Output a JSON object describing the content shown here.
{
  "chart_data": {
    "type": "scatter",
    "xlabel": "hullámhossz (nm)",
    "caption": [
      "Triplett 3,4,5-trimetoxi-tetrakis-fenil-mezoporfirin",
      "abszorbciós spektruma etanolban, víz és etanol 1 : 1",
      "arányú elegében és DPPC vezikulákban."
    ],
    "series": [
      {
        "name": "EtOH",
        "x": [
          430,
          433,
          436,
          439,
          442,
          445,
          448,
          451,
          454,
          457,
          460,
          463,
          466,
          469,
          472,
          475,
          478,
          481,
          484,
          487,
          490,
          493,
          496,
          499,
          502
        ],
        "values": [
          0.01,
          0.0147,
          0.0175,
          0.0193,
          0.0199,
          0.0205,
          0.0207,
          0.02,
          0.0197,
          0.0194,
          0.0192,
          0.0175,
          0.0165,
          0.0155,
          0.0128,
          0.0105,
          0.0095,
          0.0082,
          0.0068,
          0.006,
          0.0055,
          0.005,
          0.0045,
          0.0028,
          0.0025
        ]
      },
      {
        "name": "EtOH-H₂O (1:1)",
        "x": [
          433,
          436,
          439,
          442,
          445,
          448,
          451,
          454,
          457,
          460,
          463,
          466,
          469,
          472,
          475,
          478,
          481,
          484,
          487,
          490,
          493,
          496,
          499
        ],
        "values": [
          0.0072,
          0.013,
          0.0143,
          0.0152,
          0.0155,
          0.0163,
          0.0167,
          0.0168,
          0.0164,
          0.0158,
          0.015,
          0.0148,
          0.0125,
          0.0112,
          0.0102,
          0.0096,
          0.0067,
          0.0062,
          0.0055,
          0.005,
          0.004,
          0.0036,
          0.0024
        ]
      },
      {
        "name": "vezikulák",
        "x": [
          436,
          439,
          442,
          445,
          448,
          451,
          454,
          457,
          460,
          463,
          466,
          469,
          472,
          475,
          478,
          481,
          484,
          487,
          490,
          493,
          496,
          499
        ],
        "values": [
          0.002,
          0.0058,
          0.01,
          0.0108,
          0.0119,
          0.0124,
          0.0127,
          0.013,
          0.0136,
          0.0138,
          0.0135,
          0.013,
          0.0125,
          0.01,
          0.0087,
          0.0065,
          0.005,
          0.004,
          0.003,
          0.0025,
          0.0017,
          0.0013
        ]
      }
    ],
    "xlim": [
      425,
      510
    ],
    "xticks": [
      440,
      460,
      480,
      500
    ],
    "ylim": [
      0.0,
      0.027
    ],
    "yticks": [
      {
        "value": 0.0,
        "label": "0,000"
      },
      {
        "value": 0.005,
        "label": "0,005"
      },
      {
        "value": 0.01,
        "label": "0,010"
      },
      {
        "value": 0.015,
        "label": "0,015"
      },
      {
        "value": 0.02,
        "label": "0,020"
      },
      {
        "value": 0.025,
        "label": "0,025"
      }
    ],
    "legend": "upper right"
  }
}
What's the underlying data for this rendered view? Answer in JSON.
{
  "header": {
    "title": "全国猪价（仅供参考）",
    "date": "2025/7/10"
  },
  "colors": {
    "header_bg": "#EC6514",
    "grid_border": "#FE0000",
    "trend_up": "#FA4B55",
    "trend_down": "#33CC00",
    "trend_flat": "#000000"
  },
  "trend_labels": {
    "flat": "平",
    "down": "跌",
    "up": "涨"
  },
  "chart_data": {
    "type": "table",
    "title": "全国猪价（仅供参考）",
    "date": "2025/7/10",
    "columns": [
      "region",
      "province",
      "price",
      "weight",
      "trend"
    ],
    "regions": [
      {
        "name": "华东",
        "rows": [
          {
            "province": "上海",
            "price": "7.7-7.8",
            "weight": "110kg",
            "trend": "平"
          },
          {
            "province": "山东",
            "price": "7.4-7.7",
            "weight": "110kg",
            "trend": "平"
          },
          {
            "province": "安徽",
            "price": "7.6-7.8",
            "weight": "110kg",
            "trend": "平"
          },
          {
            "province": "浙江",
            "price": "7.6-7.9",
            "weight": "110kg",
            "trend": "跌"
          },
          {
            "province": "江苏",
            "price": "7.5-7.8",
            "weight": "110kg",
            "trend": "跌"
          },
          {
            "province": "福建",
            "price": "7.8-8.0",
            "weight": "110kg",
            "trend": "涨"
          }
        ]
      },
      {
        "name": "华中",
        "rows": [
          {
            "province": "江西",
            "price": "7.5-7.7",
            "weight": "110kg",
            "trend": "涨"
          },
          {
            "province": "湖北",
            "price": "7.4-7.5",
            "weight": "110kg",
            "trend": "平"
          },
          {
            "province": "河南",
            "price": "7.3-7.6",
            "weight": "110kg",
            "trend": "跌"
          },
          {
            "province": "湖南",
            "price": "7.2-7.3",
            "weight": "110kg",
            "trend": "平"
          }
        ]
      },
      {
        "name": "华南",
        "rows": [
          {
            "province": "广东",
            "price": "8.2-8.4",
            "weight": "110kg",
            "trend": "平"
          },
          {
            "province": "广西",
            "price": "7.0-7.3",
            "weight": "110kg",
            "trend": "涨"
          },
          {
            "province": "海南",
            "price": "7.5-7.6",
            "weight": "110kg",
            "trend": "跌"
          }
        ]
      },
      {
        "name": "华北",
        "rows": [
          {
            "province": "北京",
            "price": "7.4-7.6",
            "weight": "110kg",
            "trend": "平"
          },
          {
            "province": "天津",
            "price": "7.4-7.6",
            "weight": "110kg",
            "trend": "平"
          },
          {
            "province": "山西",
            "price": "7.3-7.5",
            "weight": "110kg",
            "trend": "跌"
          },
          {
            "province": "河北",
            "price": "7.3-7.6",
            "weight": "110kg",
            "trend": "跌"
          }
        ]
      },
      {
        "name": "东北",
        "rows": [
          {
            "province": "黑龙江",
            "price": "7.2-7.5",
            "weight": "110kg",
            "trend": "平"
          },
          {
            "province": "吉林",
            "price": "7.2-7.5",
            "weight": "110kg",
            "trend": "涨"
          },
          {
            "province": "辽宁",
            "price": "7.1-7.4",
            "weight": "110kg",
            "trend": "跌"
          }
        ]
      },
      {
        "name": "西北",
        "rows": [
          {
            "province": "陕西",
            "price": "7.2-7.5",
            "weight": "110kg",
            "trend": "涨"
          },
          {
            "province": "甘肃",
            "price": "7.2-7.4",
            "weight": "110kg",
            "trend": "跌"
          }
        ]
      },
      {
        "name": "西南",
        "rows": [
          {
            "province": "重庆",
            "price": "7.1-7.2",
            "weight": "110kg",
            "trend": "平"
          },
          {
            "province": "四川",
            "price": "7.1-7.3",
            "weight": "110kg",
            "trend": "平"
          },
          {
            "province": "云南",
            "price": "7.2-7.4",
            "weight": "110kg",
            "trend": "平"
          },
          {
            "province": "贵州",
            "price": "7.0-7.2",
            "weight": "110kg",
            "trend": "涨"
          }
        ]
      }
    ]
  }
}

# # # # # # #

§ Set task:
Restate every entry word for word.

§ The answer:
Output a JSON object describing the content shown here.
{
  "chart_data": {
    "type": "scatter",
    "xlabel": "hullámhossz (nm)",
    "caption": [
      "Triplett 3,4,5-trimetoxi-tetrakis-fenil-mezoporfirin",
      "abszorbciós spektruma etanolban, víz és etanol 1 : 1",
      "arányú elegében és DPPC vezikulákban."
    ],
    "series": [
      {
        "name": "EtOH",
        "x": [
          430,
          433,
          436,
          439,
          442,
          445,
          448,
          451,
          454,
          457,
          460,
          463,
          466,
          469,
          472,
          475,
          478,
          481,
          484,
          487,
          490,
          493,
          496,
          499,
          502
        ],
        "values": [
          0.01,
          0.0147,
          0.0175,
          0.0193,
          0.0199,
          0.0205,
          0.0207,
          0.02,
          0.0197,
          0.0194,
          0.0192,
          0.0175,
          0.0165,
          0.0155,
          0.0128,
          0.0105,
          0.0095,
          0.0082,
          0.0068,
          0.006,
          0.0055,
          0.005,
          0.0045,
          0.0028,
          0.0025
        ]
      },
      {
        "name": "EtOH-H₂O (1:1)",
        "x": [
          433,
          436,
          439,
          442,
          445,
          448,
          451,
          454,
          457,
          460,
          463,
          466,
          469,
          472,
          475,
          478,
          481,
          484,
          487,
          490,
          493,
          496,
          499
        ],
        "values": [
          0.0072,
          0.013,
          0.0143,
          0.0152,
          0.0155,
          0.0163,
          0.0167,
          0.0168,
          0.0164,
          0.0158,
          0.015,
          0.0148,
          0.0125,
          0.0112,
          0.0102,
          0.0096,
          0.0067,
          0.0062,
          0.0055,
          0.005,
          0.004,
          0.0036,
          0.0024
        ]
      },
      {
        "name": "vezikulák",
        "x": [
          436,
          439,
          442,
          445,
          448,
          451,
          454,
          457,
          460,
          463,
          466,
          469,
          472,
          475,
          478,
          481,
          484,
          487,
          490,
          493,
          496,
          499
        ],
        "values": [
          0.002,
          0.0058,
          0.01,
          0.0108,
          0.0119,
          0.0124,
          0.0127,
          0.013,
          0.0136,
          0.0138,
          0.0135,
          0.013,
          0.0125,
          0.01,
          0.0087,
          0.0065,
          0.005,
          0.004,
          0.003,
          0.0025,
          0.0017,
          0.0013
        ]
      }
    ],
    "xlim": [
      425,
      510
    ],
    "xticks": [
      440,
      460,
      480,
      500
    ],
    "ylim": [
      0.0,
      0.027
    ],
    "yticks": [
      {
        "value": 0.0,
        "label": "0,000"
      },
      {
        "value": 0.005,
        "label": "0,005"
      },
      {
        "value": 0.01,
        "label": "0,010"
      },
      {
        "value": 0.015,
        "label": "0,015"
      },
      {
        "value": 0.02,
        "label": "0,020"
      },
      {
        "value": 0.025,
        "label": "0,025"
      }
    ],
    "legend": "upper right"
  }
}
What's the underlying data for this rendered view? Answer in JSON.
{
  "header": {
    "title": "全国猪价（仅供参考）",
    "date": "2025/7/10"
  },
  "colors": {
    "header_bg": "#EC6514",
    "grid_border": "#FE0000",
    "trend_up": "#FA4B55",
    "trend_down": "#33CC00",
    "trend_flat": "#000000"
  },
  "trend_labels": {
    "flat": "平",
    "down": "跌",
    "up": "涨"
  },
  "chart_data": {
    "type": "table",
    "title": "全国猪价（仅供参考）",
    "date": "2025/7/10",
    "columns": [
      "region",
      "province",
      "price",
      "weight",
      "trend"
    ],
    "regions": [
      {
        "name": "华东",
        "rows": [
          {
            "province": "上海",
            "price": "7.7-7.8",
            "weight": "110kg",
            "trend": "平"
          },
          {
            "province": "山东",
            "price": "7.4-7.7",
            "weight": "110kg",
            "trend": "平"
          },
          {
            "province": "安徽",
            "price": "7.6-7.8",
            "weight": "110kg",
            "trend": "平"
          },
          {
            "province": "浙江",
            "price": "7.6-7.9",
            "weight": "110kg",
            "trend": "跌"
          },
          {
            "province": "江苏",
            "price": "7.5-7.8",
            "weight": "110kg",
            "trend": "跌"
          },
          {
            "province": "福建",
            "price": "7.8-8.0",
            "weight": "110kg",
            "trend": "涨"
          }
        ]
      },
      {
        "name": "华中",
        "rows": [
          {
            "province": "江西",
            "price": "7.5-7.7",
            "weight": "110kg",
            "trend": "涨"
          },
          {
            "province": "湖北",
            "price": "7.4-7.5",
            "weight": "110kg",
            "trend": "平"
          },
          {
            "province": "河南",
            "price": "7.3-7.6",
            "weight": "110kg",
            "trend": "跌"
          },
          {
            "province": "湖南",
            "price": "7.2-7.3",
            "weight": "110kg",
            "trend": "平"
          }
        ]
      },
      {
        "name": "华南",
        "rows": [
          {
            "province": "广东",
            "price": "8.2-8.4",
            "weight": "110kg",
            "trend": "平"
          },
          {
            "province": "广西",
            "price": "7.0-7.3",
            "weight": "110kg",
            "trend": "涨"
          },
          {
            "province": "海南",
            "price": "7.5-7.6",
            "weight": "110kg",
            "trend": "跌"
          }
        ]
      },
      {
        "name": "华北",
        "rows": [
          {
            "province": "北京",
            "price": "7.4-7.6",
            "weight": "110kg",
            "trend": "平"
          },
          {
            "province": "天津",
            "price": "7.4-7.6",
            "weight": "110kg",
            "trend": "平"
          },
          {
            "province": "山西",
            "price": "7.3-7.5",
            "weight": "110kg",
            "trend": "跌"
          },
          {
            "province": "河北",
            "price": "7.3-7.6",
            "weight": "110kg",
            "trend": "跌"
          }
        ]
      },
      {
        "name": "东北",
        "rows": [
          {
            "province": "黑龙江",
            "price": "7.2-7.5",
            "weight": "110kg",
            "trend": "平"
          },
          {
            "province": "吉林",
            "price": "7.2-7.5",
            "weight": "110kg",
            "trend": "涨"
          },
          {
            "province": "辽宁",
            "price": "7.1-7.4",
            "weight": "110kg",
            "trend": "跌"
          }
        ]
      },
      {
        "name": "西北",
        "rows": [
          {
            "province": "陕西",
            "price": "7.2-7.5",
            "weight": "110kg",
            "trend": "涨"
          },
          {
            "province": "甘肃",
            "price": "7.2-7.4",
            "weight": "110kg",
            "trend": "跌"
          }
        ]
      },
      {
        "name": "西南",
        "rows": [
          {
            "province": "重庆",
            "price": "7.1-7.2",
            "weight": "110kg",
            "trend": "平"
          },
          {
            "province": "四川",
            "price": "7.1-7.3",
            "weight": "110kg",
            "trend": "平"
          },
          {
            "province": "云南",
            "price": "7.2-7.4",
            "weight": "110kg",
            "trend": "平"
          },
          {
            "province": "贵州",
            "price": "7.0-7.2",
            "weight": "110kg",
            "trend": "涨"
          }
        ]
      }
    ]
  }
}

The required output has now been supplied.